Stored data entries
◇ ◇ ◇ ◇

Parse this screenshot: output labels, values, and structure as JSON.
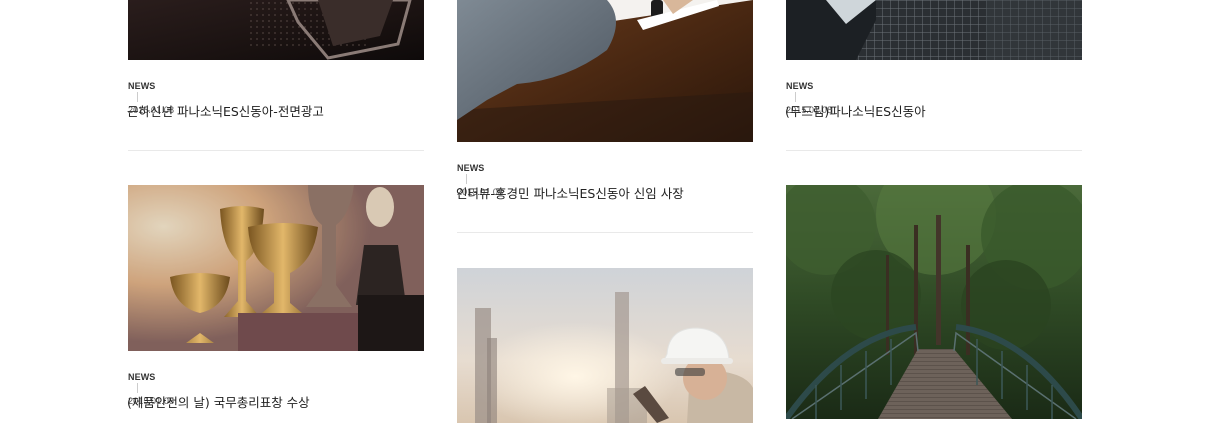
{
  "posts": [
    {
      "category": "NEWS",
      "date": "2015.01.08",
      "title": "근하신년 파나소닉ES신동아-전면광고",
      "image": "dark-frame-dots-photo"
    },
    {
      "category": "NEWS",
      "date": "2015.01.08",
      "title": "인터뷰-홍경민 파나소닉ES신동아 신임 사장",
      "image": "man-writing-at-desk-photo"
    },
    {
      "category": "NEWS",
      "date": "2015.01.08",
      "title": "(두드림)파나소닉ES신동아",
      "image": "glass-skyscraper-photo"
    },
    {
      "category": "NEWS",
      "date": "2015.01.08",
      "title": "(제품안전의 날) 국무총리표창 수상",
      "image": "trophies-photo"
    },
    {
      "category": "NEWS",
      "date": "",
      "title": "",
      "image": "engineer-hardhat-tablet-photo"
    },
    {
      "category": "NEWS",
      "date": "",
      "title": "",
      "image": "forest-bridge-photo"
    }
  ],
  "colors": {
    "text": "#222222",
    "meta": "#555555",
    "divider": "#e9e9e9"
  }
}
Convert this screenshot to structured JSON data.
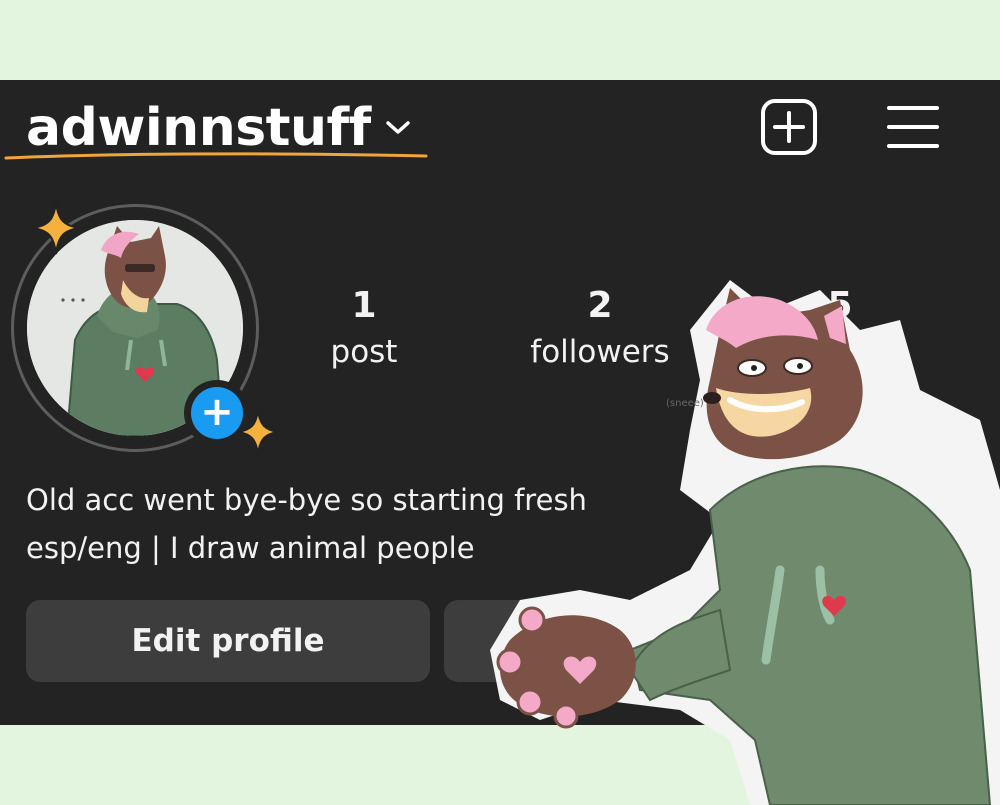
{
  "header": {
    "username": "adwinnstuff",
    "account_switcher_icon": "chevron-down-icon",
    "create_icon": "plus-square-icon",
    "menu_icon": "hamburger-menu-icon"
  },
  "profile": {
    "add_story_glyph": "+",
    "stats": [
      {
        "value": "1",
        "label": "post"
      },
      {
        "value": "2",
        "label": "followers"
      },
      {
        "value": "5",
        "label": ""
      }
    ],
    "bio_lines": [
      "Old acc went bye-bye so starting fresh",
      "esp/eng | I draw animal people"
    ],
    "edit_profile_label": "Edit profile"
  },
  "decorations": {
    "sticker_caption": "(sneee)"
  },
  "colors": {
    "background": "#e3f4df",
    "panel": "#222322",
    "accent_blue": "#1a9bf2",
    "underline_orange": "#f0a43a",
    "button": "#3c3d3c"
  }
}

◇ ◇ ◇ ◇

▶ **Task directions**:
Copy each line of the listing that includes "image".

▶ **Result of the task**:
      "image": "dark-frame-dots-photo"
      "image": "man-writing-at-desk-photo"
      "image": "glass-skyscraper-photo"
      "image": "trophies-photo"
      "image": "engineer-hardhat-tablet-photo"
      "image": "forest-bridge-photo"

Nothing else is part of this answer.